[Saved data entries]
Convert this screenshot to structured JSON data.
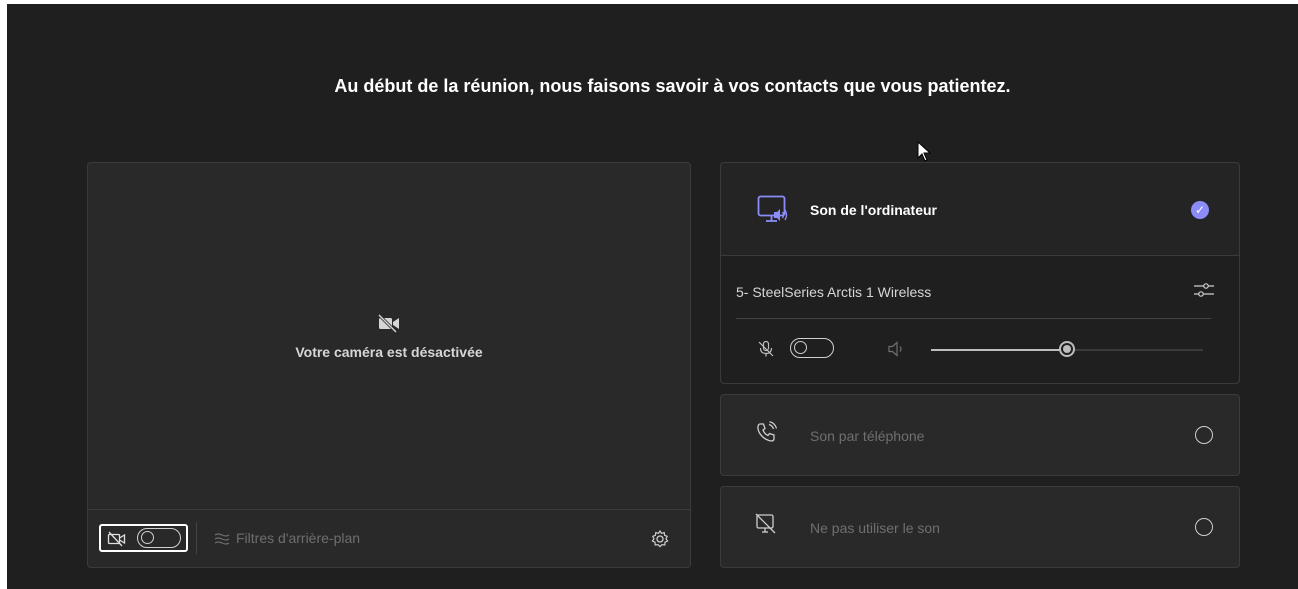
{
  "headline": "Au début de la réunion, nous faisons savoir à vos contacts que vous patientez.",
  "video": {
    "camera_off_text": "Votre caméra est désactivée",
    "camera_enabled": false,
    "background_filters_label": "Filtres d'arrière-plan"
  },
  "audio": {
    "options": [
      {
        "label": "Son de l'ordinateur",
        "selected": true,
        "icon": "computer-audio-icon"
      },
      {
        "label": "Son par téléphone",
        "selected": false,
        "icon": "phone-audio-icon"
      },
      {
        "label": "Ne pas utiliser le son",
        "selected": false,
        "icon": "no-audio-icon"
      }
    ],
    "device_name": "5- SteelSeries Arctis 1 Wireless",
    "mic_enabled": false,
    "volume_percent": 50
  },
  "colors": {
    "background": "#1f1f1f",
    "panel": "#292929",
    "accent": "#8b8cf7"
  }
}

* * *

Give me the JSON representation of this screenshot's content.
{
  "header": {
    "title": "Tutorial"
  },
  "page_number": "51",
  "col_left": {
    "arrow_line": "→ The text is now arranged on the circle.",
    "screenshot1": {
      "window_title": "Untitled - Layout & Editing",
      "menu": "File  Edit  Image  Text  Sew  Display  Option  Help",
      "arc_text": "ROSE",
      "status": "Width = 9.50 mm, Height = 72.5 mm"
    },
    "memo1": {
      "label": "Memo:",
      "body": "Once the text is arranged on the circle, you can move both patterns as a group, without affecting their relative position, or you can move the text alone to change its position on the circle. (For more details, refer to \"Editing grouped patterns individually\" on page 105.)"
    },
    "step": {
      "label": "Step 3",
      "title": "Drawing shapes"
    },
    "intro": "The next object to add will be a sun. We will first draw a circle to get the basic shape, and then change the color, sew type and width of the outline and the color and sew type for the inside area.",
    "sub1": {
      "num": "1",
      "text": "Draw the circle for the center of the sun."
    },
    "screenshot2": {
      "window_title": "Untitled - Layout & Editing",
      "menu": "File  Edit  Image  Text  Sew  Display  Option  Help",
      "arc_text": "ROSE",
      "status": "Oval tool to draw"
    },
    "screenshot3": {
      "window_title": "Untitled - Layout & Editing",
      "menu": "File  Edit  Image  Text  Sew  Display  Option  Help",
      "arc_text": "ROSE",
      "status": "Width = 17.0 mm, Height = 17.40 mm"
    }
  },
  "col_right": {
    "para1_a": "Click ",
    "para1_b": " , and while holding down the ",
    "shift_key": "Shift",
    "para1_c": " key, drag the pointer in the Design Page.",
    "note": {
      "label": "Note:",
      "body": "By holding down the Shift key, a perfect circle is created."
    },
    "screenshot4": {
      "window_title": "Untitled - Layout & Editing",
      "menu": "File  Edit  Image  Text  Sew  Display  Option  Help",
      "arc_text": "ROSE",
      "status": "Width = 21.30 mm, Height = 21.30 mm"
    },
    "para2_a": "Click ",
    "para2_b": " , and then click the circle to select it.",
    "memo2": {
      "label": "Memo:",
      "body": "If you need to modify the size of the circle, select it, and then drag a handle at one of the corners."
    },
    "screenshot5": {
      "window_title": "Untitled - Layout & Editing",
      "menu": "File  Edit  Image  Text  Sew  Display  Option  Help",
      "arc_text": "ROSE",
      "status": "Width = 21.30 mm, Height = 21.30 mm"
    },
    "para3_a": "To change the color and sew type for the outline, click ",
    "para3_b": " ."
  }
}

* [Exercise description]
Go over the records above and tally each line that includes "audio". Give the total by itself.

* [Response to the exercise]
4